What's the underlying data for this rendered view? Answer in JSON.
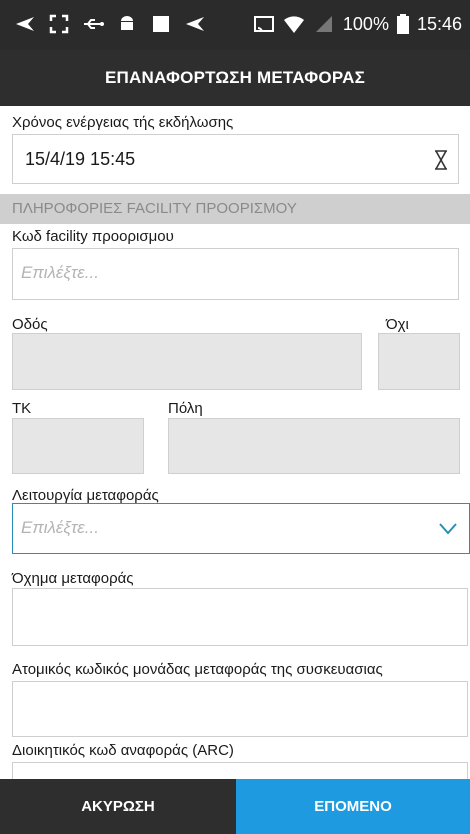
{
  "status_bar": {
    "battery": "100%",
    "time": "15:46"
  },
  "header": {
    "title": "ΕΠΑΝΑΦΟΡΤΩΣΗ ΜΕΤΑΦΟΡΑΣ"
  },
  "form": {
    "event_time": {
      "label": "Χρόνος ενέργειας τής εκδήλωσης",
      "value": "15/4/19 15:45"
    },
    "section_title": "ΠΛΗΡΟΦΟΡΙΕΣ FACILITY ΠΡΟΟΡΙΣΜΟΥ",
    "facility_code": {
      "label": "Κωδ facility προορισμου",
      "placeholder": "Επιλέξτε..."
    },
    "street": {
      "label": "Οδός"
    },
    "number": {
      "label": "Όχι"
    },
    "postal_code": {
      "label": "ΤΚ"
    },
    "city": {
      "label": "Πόλη"
    },
    "transport_mode": {
      "label": "Λειτουργία μεταφοράς",
      "placeholder": "Επιλέξτε..."
    },
    "vehicle": {
      "label": "Όχημα μεταφοράς"
    },
    "unit_code": {
      "label": "Ατομικός κωδικός μονάδας μεταφοράς της συσκευασιας"
    },
    "arc": {
      "label": "Διοικητικός κωδ αναφοράς (ARC)"
    }
  },
  "footer": {
    "cancel_label": "ΑΚΥΡΩΣΗ",
    "next_label": "ΕΠΟΜΕΝΟ"
  },
  "colors": {
    "accent": "#1e9be0",
    "focus_border": "#2a8fb8",
    "bar": "#2e2e2e"
  }
}
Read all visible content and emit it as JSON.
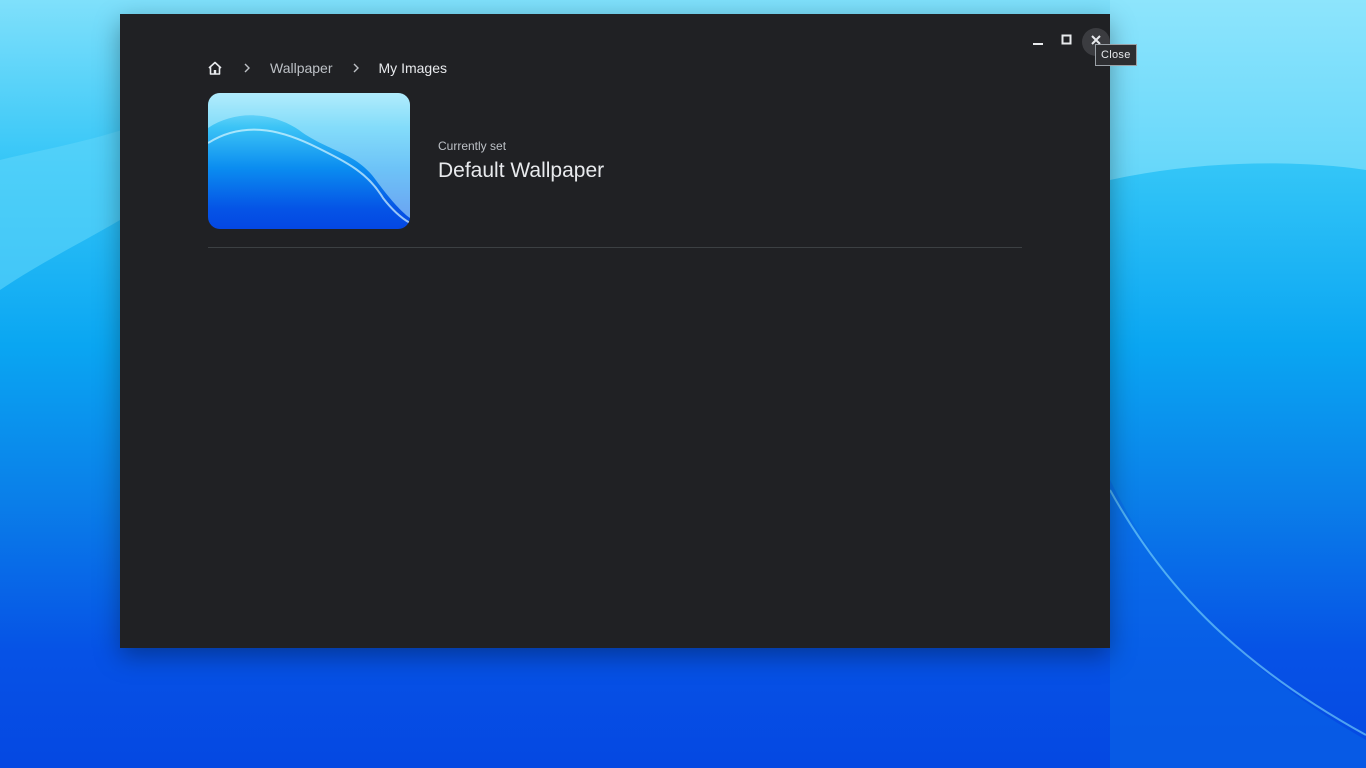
{
  "window": {
    "caption_buttons": {
      "minimize_icon": "minimize-icon",
      "maximize_icon": "maximize-icon",
      "close_icon": "close-icon"
    },
    "tooltip": "Close"
  },
  "breadcrumb": {
    "home_icon": "home-icon",
    "items": [
      "Wallpaper",
      "My Images"
    ]
  },
  "current_wallpaper": {
    "label": "Currently set",
    "name": "Default Wallpaper"
  },
  "colors": {
    "window_bg": "#202124",
    "text_primary": "#e8eaed",
    "text_secondary": "#bdc1c6",
    "divider": "#3c4043"
  }
}
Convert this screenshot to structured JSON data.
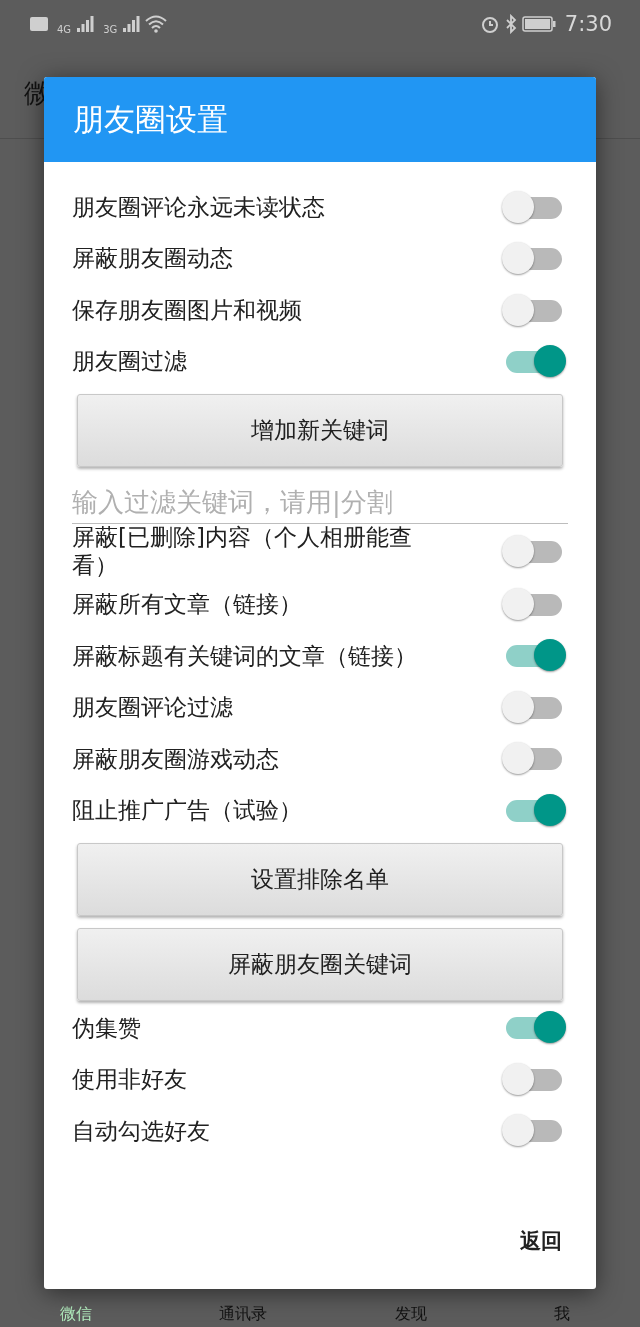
{
  "status_bar": {
    "time": "7:30",
    "network_1": "4G",
    "network_2": "3G"
  },
  "app": {
    "title": "微",
    "tabs": [
      {
        "label": "微信",
        "selected": true
      },
      {
        "label": "通讯录",
        "selected": false
      },
      {
        "label": "发现",
        "selected": false
      },
      {
        "label": "我",
        "selected": false
      }
    ]
  },
  "dialog": {
    "title": "朋友圈设置",
    "items": [
      {
        "kind": "toggle",
        "label": "朋友圈评论永远未读状态",
        "on": false
      },
      {
        "kind": "toggle",
        "label": "屏蔽朋友圈动态",
        "on": false
      },
      {
        "kind": "toggle",
        "label": "保存朋友圈图片和视频",
        "on": false
      },
      {
        "kind": "toggle",
        "label": "朋友圈过滤",
        "on": true
      },
      {
        "kind": "button",
        "label": "增加新关键词"
      },
      {
        "kind": "input",
        "placeholder": "输入过滤关键词，请用|分割"
      },
      {
        "kind": "toggle",
        "label": "屏蔽[已删除]内容（个人相册能查看）",
        "on": false
      },
      {
        "kind": "toggle",
        "label": "屏蔽所有文章（链接）",
        "on": false
      },
      {
        "kind": "toggle",
        "label": "屏蔽标题有关键词的文章（链接）",
        "on": true
      },
      {
        "kind": "toggle",
        "label": "朋友圈评论过滤",
        "on": false
      },
      {
        "kind": "toggle",
        "label": "屏蔽朋友圈游戏动态",
        "on": false
      },
      {
        "kind": "toggle",
        "label": "阻止推广广告（试验）",
        "on": true
      },
      {
        "kind": "button",
        "label": "设置排除名单"
      },
      {
        "kind": "button",
        "label": "屏蔽朋友圈关键词"
      },
      {
        "kind": "toggle",
        "label": "伪集赞",
        "on": true
      },
      {
        "kind": "toggle",
        "label": "使用非好友",
        "on": false
      },
      {
        "kind": "toggle",
        "label": "自动勾选好友",
        "on": false
      }
    ],
    "back_button": "返回"
  }
}
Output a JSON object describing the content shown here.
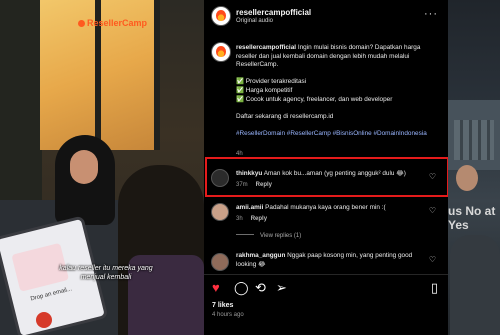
{
  "video": {
    "brand_logo": "ResellerCamp",
    "caption": "kalau reseller itu mereka yang menjual kembali",
    "tablet_text": "Drop an email..."
  },
  "header": {
    "username": "resellercampofficial",
    "subtitle": "Original audio",
    "more": "···"
  },
  "post_caption": {
    "username": "resellercampofficial",
    "line1": "Ingin mulai bisnis domain? Dapatkan harga reseller dan jual kembali domain dengan lebih mudah melalui ResellerCamp.",
    "bullets": [
      "✅ Provider terakreditasi",
      "✅ Harga kompetitif",
      "✅ Cocok untuk agency, freelancer, dan web developer"
    ],
    "cta": "Daftar sekarang di resellercamp.id",
    "hashtags": "#ResellerDomain #ResellerCamp #BisnisOnline #DomainIndonesia",
    "time": "4h"
  },
  "comments": [
    {
      "username": "thinkkyu",
      "text": "Aman kok bu...aman (yg penting angguk² dulu 😂)",
      "time": "37m",
      "reply": "Reply"
    },
    {
      "username": "amii.amii",
      "text": "Padahal mukanya kaya orang bener min :(",
      "time": "3h",
      "reply": "Reply"
    },
    {
      "username": "rakhma_anggun",
      "text": "Nggak paap kosong min, yang penting good looking 😂",
      "time": "",
      "reply": ""
    }
  ],
  "view_replies": "View replies (1)",
  "footer": {
    "likes": "7 likes",
    "ago": "4 hours ago"
  },
  "peek": {
    "text": "us No at Yes"
  },
  "colors": {
    "highlight": "#e51b1b",
    "hashtag": "#9ab6ff",
    "like_red": "#ff3040"
  }
}
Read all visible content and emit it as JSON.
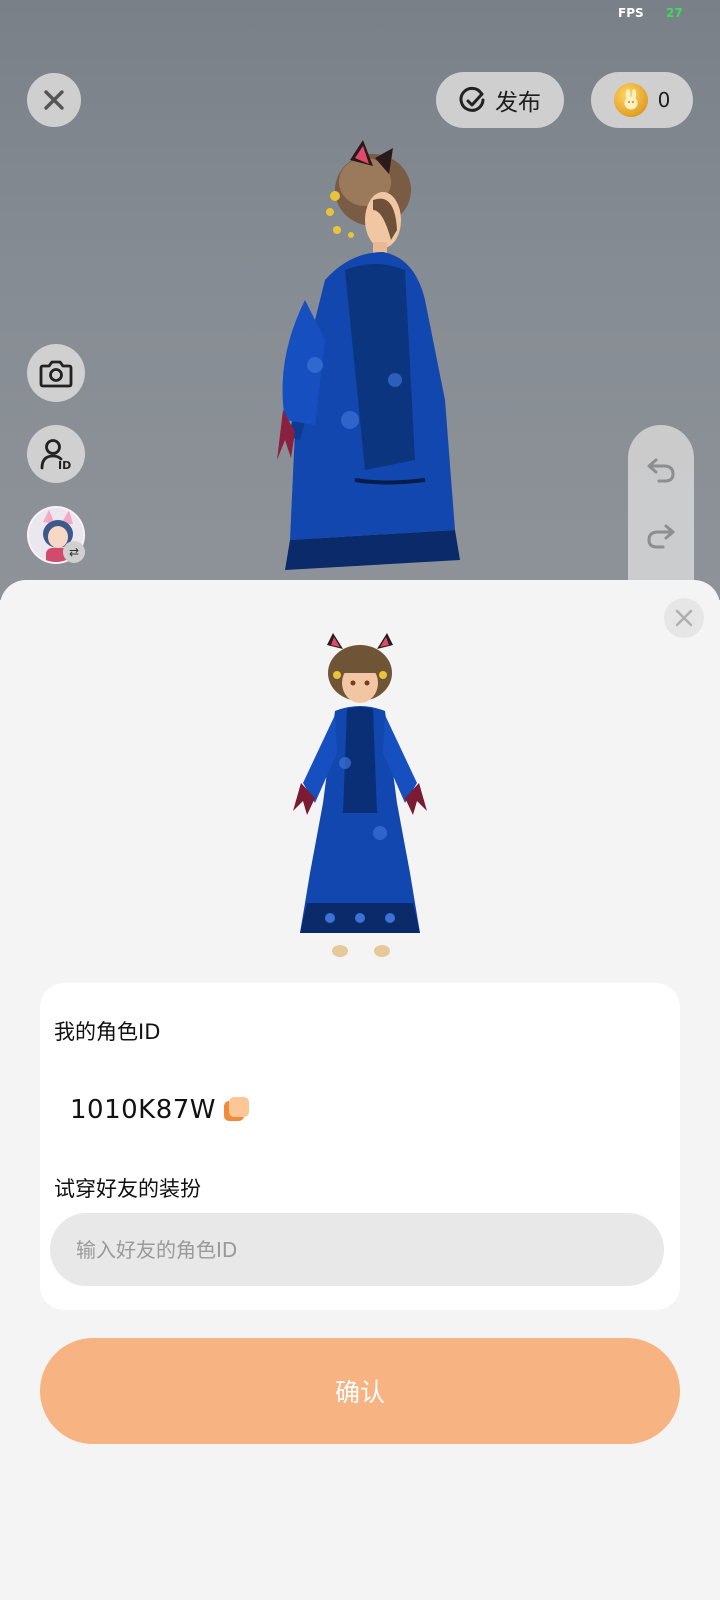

# # # # # # #

Skip the pictures, then retype every line above exactly.

What's the underlying data for this rendered view? Answer in JSON.
{
  "status_bar": {
    "battery": "100%",
    "time": "15:46"
  },
  "header": {
    "title": "ΕΠΑΝΑΦΟΡΤΩΣΗ ΜΕΤΑΦΟΡΑΣ"
  },
  "form": {
    "event_time": {
      "label": "Χρόνος ενέργειας τής εκδήλωσης",
      "value": "15/4/19 15:45"
    },
    "section_title": "ΠΛΗΡΟΦΟΡΙΕΣ FACILITY ΠΡΟΟΡΙΣΜΟΥ",
    "facility_code": {
      "label": "Κωδ facility προορισμου",
      "placeholder": "Επιλέξτε..."
    },
    "street": {
      "label": "Οδός"
    },
    "number": {
      "label": "Όχι"
    },
    "postal_code": {
      "label": "ΤΚ"
    },
    "city": {
      "label": "Πόλη"
    },
    "transport_mode": {
      "label": "Λειτουργία μεταφοράς",
      "placeholder": "Επιλέξτε..."
    },
    "vehicle": {
      "label": "Όχημα μεταφοράς"
    },
    "unit_code": {
      "label": "Ατομικός κωδικός μονάδας μεταφοράς της συσκευασιας"
    },
    "arc": {
      "label": "Διοικητικός κωδ αναφοράς (ARC)"
    }
  },
  "footer": {
    "cancel_label": "ΑΚΥΡΩΣΗ",
    "next_label": "ΕΠΟΜΕΝΟ"
  },
  "colors": {
    "accent": "#1e9be0",
    "focus_border": "#2a8fb8",
    "bar": "#2e2e2e"
  }
}
Read all visible content and emit it as JSON.
{
  "window": {
    "caption_buttons": {
      "minimize_icon": "minimize-icon",
      "maximize_icon": "maximize-icon",
      "close_icon": "close-icon"
    },
    "tooltip": "Close"
  },
  "breadcrumb": {
    "home_icon": "home-icon",
    "items": [
      "Wallpaper",
      "My Images"
    ]
  },
  "current_wallpaper": {
    "label": "Currently set",
    "name": "Default Wallpaper"
  },
  "colors": {
    "window_bg": "#202124",
    "text_primary": "#e8eaed",
    "text_secondary": "#bdc1c6",
    "divider": "#3c4043"
  }
}
Convert this screenshot to structured JSON data.
{
  "status_bar": {
    "time": "7:30",
    "network_1": "4G",
    "network_2": "3G"
  },
  "app": {
    "title": "微",
    "tabs": [
      {
        "label": "微信",
        "selected": true
      },
      {
        "label": "通讯录",
        "selected": false
      },
      {
        "label": "发现",
        "selected": false
      },
      {
        "label": "我",
        "selected": false
      }
    ]
  },
  "dialog": {
    "title": "朋友圈设置",
    "items": [
      {
        "kind": "toggle",
        "label": "朋友圈评论永远未读状态",
        "on": false
      },
      {
        "kind": "toggle",
        "label": "屏蔽朋友圈动态",
        "on": false
      },
      {
        "kind": "toggle",
        "label": "保存朋友圈图片和视频",
        "on": false
      },
      {
        "kind": "toggle",
        "label": "朋友圈过滤",
        "on": true
      },
      {
        "kind": "button",
        "label": "增加新关键词"
      },
      {
        "kind": "input",
        "placeholder": "输入过滤关键词，请用|分割"
      },
      {
        "kind": "toggle",
        "label": "屏蔽[已删除]内容（个人相册能查看）",
        "on": false
      },
      {
        "kind": "toggle",
        "label": "屏蔽所有文章（链接）",
        "on": false
      },
      {
        "kind": "toggle",
        "label": "屏蔽标题有关键词的文章（链接）",
        "on": true
      },
      {
        "kind": "toggle",
        "label": "朋友圈评论过滤",
        "on": false
      },
      {
        "kind": "toggle",
        "label": "屏蔽朋友圈游戏动态",
        "on": false
      },
      {
        "kind": "toggle",
        "label": "阻止推广广告（试验）",
        "on": true
      },
      {
        "kind": "button",
        "label": "设置排除名单"
      },
      {
        "kind": "button",
        "label": "屏蔽朋友圈关键词"
      },
      {
        "kind": "toggle",
        "label": "伪集赞",
        "on": true
      },
      {
        "kind": "toggle",
        "label": "使用非好友",
        "on": false
      },
      {
        "kind": "toggle",
        "label": "自动勾选好友",
        "on": false
      }
    ],
    "back_button": "返回"
  }
}
Output a JSON object describing the content shown here.
{
  "video": {
    "brand_logo": "ResellerCamp",
    "caption": "kalau reseller itu mereka yang menjual kembali",
    "tablet_text": "Drop an email..."
  },
  "header": {
    "username": "resellercampofficial",
    "subtitle": "Original audio",
    "more": "···"
  },
  "post_caption": {
    "username": "resellercampofficial",
    "line1": "Ingin mulai bisnis domain? Dapatkan harga reseller dan jual kembali domain dengan lebih mudah melalui ResellerCamp.",
    "bullets": [
      "✅ Provider terakreditasi",
      "✅ Harga kompetitif",
      "✅ Cocok untuk agency, freelancer, dan web developer"
    ],
    "cta": "Daftar sekarang di resellercamp.id",
    "hashtags": "#ResellerDomain #ResellerCamp #BisnisOnline #DomainIndonesia",
    "time": "4h"
  },
  "comments": [
    {
      "username": "thinkkyu",
      "text": "Aman kok bu...aman (yg penting angguk² dulu 😂)",
      "time": "37m",
      "reply": "Reply"
    },
    {
      "username": "amii.amii",
      "text": "Padahal mukanya kaya orang bener min :(",
      "time": "3h",
      "reply": "Reply"
    },
    {
      "username": "rakhma_anggun",
      "text": "Nggak paap kosong min, yang penting good looking 😂",
      "time": "",
      "reply": ""
    }
  ],
  "view_replies": "View replies (1)",
  "footer": {
    "likes": "7 likes",
    "ago": "4 hours ago"
  },
  "peek": {
    "text": "us No at Yes"
  },
  "colors": {
    "highlight": "#e51b1b",
    "hashtag": "#9ab6ff",
    "like_red": "#ff3040"
  }
}
Read all visible content and emit it as JSON.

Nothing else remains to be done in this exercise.